#### [DIRECTIVE]
Determine how many lines contain the string "JSON". Reply with that figure and nothing else.

* start *

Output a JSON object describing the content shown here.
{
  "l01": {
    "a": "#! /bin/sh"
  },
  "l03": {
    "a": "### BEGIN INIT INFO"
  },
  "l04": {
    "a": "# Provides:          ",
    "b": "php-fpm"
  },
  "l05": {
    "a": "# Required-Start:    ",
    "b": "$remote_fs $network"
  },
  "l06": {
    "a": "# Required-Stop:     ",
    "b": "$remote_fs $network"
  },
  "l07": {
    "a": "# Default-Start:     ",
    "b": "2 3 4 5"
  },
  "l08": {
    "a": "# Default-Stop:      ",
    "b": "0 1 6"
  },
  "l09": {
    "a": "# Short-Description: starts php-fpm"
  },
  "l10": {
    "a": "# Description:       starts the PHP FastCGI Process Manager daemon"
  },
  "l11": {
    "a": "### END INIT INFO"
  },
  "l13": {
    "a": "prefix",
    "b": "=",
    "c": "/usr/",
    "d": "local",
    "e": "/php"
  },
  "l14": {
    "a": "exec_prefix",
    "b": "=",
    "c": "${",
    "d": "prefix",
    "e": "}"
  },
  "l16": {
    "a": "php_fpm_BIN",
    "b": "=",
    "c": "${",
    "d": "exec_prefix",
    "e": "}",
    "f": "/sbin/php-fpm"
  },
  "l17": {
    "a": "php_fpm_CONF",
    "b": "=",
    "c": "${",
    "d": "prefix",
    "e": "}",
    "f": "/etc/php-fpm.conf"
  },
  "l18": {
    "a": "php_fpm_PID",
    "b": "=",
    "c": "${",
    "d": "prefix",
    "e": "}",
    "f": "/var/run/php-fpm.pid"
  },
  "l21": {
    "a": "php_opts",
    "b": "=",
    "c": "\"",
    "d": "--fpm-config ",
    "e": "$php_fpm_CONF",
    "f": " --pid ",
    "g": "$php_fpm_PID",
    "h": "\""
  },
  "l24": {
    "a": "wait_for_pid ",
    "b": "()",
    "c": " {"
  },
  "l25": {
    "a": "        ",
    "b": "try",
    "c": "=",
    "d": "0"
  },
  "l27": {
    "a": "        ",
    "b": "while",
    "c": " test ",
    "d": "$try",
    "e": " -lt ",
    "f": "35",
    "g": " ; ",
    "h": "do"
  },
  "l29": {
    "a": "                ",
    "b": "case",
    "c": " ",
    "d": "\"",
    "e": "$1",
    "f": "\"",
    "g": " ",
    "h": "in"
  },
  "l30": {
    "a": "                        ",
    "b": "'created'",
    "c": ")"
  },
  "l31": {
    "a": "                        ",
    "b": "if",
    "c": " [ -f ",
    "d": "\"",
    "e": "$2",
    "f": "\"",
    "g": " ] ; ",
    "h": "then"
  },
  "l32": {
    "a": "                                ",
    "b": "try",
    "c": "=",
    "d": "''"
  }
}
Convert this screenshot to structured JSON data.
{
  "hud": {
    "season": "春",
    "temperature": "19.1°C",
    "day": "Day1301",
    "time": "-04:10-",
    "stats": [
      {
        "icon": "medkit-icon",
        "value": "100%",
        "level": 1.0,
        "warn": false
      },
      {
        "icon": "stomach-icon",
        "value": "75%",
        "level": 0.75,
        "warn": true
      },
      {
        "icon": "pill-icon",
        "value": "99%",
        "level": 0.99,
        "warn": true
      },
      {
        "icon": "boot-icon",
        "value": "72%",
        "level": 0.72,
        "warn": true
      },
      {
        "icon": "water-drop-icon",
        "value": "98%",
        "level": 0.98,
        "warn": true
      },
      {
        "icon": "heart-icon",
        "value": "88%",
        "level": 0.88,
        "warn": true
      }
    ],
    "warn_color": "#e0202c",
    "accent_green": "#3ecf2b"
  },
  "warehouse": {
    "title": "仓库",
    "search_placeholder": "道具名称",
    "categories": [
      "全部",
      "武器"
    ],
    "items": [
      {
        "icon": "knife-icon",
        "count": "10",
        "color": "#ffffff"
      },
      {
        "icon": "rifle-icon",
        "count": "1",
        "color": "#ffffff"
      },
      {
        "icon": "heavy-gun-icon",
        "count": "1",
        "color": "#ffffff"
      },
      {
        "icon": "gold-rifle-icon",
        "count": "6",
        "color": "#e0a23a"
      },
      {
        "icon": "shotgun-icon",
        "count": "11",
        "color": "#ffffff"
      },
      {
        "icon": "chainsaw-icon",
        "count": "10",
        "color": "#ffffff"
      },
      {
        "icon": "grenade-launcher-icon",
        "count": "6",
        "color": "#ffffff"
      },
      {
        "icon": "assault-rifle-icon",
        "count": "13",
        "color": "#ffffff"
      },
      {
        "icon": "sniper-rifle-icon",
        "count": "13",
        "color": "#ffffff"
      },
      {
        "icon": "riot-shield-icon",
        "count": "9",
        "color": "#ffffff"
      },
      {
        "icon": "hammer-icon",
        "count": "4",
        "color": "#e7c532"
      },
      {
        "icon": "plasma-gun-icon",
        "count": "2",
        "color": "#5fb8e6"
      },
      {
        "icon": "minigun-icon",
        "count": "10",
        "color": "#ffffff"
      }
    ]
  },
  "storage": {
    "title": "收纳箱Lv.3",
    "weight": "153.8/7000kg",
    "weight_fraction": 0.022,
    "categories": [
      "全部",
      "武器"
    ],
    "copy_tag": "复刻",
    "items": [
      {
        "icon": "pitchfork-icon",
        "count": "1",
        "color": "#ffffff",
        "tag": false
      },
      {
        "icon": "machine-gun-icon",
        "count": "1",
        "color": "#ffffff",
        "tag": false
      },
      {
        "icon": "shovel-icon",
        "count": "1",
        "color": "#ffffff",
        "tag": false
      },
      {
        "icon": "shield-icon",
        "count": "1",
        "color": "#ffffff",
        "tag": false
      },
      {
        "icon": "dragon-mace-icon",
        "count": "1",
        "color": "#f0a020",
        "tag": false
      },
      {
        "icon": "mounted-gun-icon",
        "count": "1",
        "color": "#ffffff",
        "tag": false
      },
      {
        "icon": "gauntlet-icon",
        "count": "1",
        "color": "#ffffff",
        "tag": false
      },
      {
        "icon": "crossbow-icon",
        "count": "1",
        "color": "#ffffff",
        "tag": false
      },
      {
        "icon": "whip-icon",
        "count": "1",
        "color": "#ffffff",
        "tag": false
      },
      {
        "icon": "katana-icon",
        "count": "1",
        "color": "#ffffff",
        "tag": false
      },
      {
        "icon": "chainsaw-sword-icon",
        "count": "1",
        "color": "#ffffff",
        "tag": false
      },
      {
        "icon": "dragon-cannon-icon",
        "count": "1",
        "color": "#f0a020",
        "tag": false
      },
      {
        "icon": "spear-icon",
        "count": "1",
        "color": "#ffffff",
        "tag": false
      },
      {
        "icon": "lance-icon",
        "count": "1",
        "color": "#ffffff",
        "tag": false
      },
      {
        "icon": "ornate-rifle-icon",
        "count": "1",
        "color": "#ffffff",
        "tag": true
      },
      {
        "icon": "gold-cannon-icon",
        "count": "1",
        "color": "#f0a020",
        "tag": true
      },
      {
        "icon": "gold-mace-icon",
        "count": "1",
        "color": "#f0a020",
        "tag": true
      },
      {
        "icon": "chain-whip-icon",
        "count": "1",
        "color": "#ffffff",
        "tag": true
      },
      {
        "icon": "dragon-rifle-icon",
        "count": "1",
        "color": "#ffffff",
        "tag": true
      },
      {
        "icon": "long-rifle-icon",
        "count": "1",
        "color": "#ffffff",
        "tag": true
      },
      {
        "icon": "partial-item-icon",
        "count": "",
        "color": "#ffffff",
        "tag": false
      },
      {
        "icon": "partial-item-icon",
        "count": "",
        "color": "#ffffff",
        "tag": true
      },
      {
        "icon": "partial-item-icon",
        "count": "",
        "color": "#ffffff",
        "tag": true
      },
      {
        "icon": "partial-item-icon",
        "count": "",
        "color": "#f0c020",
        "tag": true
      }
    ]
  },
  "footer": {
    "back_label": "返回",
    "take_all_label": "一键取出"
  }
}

* end *

#### [RESULT FOR THIS EXERCISE]
2